— Dataset entries —
* START *

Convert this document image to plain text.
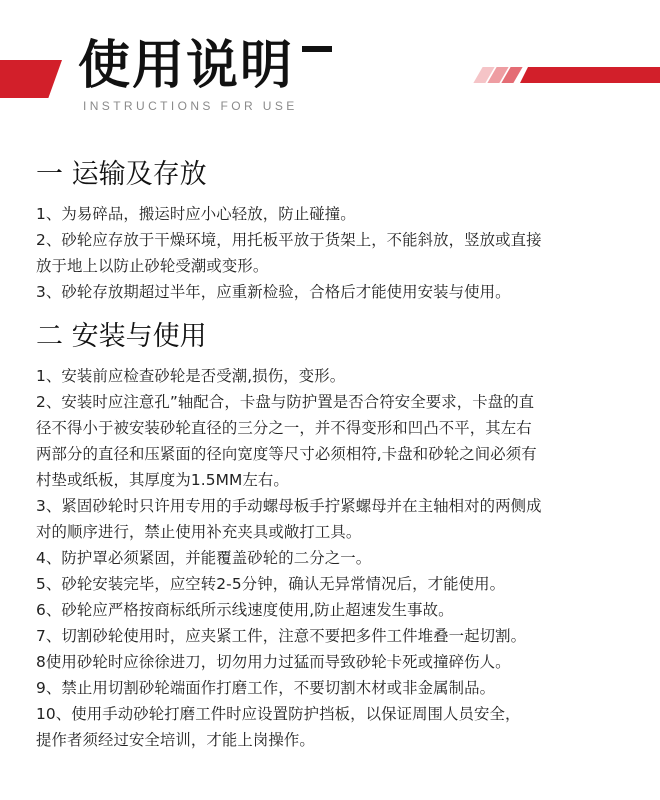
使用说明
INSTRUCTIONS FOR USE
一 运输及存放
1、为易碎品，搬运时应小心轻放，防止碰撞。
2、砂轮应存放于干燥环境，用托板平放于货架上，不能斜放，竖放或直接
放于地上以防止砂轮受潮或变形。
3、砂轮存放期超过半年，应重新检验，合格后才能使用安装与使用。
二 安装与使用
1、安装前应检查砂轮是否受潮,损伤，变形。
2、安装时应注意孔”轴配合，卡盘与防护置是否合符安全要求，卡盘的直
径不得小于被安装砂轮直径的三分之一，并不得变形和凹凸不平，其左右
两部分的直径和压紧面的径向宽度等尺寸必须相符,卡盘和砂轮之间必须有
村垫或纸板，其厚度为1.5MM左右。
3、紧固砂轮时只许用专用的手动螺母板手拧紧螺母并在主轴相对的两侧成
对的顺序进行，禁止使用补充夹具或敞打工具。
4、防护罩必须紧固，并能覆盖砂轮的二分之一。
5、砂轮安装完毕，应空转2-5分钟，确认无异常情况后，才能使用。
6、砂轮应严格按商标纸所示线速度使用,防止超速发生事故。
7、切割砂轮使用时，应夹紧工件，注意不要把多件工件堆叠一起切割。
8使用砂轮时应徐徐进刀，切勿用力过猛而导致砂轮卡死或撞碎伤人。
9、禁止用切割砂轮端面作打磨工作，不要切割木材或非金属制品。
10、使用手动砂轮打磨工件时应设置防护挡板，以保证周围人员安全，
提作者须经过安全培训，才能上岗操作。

* END *
* START *

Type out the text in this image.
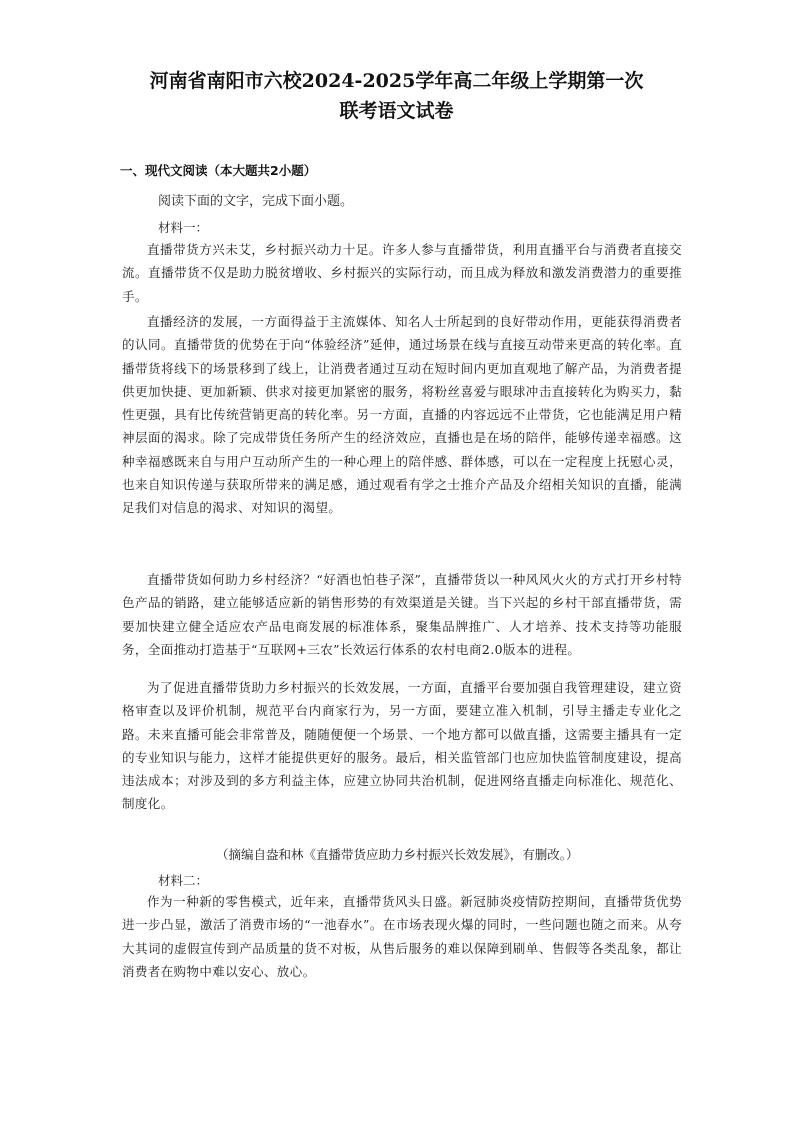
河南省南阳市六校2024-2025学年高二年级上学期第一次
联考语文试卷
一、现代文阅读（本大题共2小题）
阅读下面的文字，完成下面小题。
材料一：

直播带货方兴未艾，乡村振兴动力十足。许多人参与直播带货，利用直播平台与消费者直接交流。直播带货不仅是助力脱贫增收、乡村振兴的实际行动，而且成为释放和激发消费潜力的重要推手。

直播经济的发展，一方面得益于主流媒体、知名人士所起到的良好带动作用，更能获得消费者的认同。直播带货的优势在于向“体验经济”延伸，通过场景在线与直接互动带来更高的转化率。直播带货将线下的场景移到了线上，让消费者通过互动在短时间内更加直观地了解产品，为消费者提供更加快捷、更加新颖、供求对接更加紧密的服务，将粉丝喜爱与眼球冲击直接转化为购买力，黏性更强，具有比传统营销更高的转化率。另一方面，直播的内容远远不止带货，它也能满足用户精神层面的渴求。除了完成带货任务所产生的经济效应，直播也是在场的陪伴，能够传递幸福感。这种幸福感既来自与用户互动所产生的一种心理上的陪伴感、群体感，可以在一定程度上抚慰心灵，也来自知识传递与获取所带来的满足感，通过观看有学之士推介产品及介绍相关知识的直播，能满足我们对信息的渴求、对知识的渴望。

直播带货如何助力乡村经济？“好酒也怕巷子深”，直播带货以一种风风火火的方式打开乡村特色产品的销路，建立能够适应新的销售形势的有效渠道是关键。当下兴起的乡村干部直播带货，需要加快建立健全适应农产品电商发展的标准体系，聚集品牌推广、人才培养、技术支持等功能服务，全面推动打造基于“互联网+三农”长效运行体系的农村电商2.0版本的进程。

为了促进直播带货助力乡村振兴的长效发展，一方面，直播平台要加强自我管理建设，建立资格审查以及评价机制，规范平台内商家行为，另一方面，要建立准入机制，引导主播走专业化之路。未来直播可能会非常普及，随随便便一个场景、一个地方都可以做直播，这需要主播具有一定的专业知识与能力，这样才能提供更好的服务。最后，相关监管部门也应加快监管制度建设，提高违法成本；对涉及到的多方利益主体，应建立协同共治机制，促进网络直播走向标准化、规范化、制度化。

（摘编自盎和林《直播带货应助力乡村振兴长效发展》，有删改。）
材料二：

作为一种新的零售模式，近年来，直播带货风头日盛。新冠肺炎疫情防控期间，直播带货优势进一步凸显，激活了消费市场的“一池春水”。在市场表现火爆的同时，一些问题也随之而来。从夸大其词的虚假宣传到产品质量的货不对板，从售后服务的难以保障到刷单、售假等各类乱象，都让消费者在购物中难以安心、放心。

* END *
* START *

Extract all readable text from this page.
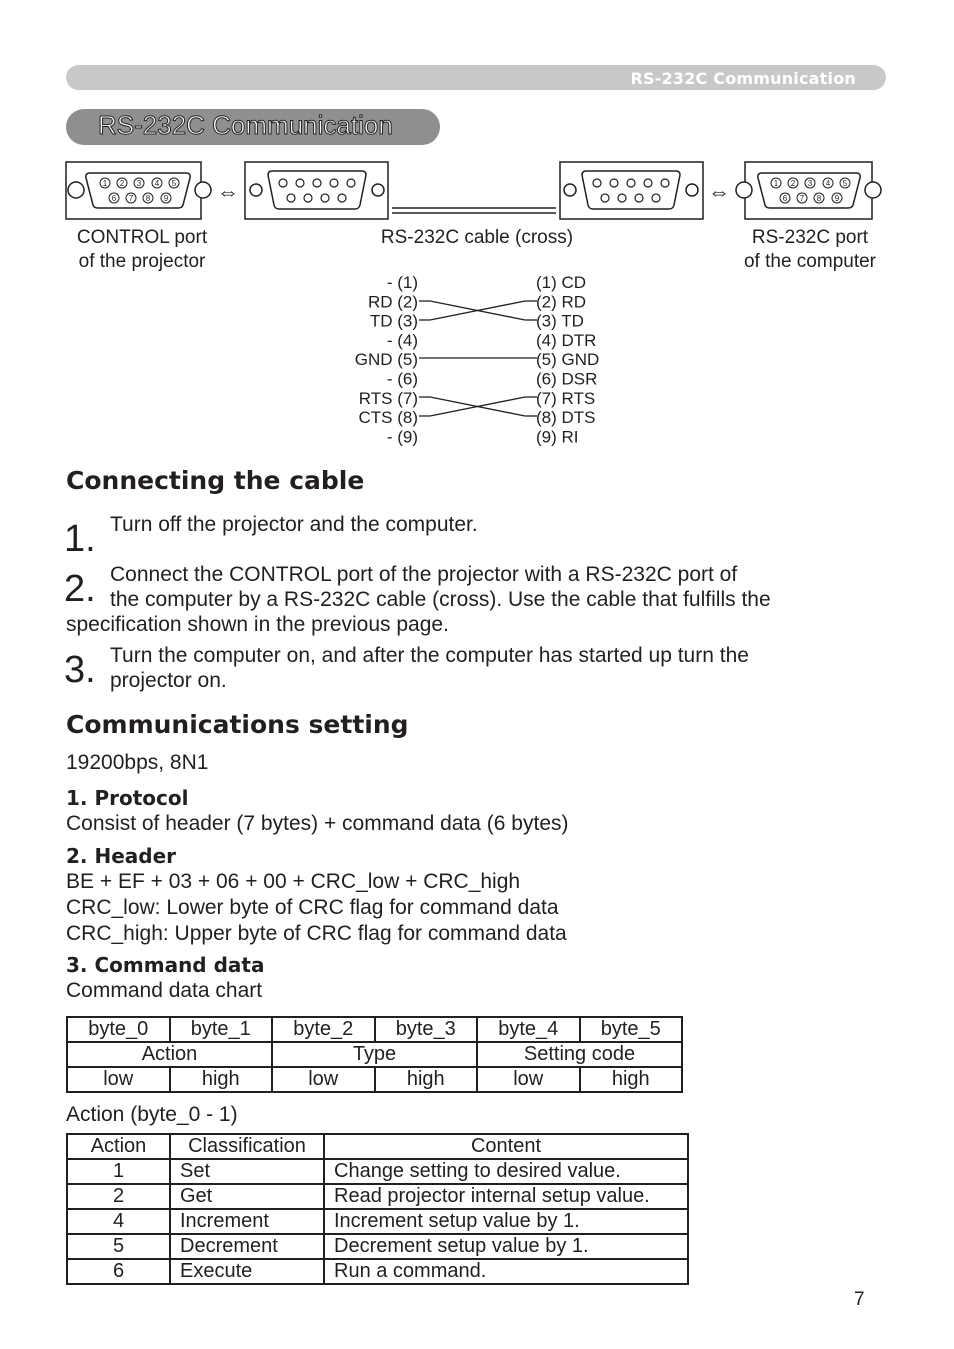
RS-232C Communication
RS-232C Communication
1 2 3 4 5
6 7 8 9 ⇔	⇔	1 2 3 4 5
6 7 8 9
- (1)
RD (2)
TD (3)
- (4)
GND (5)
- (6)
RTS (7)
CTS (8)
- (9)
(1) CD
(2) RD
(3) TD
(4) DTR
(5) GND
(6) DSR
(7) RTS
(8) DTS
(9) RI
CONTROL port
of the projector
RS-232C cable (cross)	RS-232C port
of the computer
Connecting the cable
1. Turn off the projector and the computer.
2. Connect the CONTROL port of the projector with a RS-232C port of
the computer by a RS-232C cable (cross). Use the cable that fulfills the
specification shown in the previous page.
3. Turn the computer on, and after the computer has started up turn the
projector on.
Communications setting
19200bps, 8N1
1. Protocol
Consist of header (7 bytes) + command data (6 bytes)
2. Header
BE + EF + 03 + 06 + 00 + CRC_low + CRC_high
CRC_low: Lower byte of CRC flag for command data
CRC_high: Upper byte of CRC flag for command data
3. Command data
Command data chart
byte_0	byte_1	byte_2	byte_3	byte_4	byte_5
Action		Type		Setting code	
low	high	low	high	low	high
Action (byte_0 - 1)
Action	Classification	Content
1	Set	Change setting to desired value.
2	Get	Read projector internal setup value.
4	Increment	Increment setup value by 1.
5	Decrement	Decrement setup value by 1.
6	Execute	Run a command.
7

* END *

— What is asked —
Give the number of lines above in which the word "Turn" occurs, with nothing else.

— The solution —
2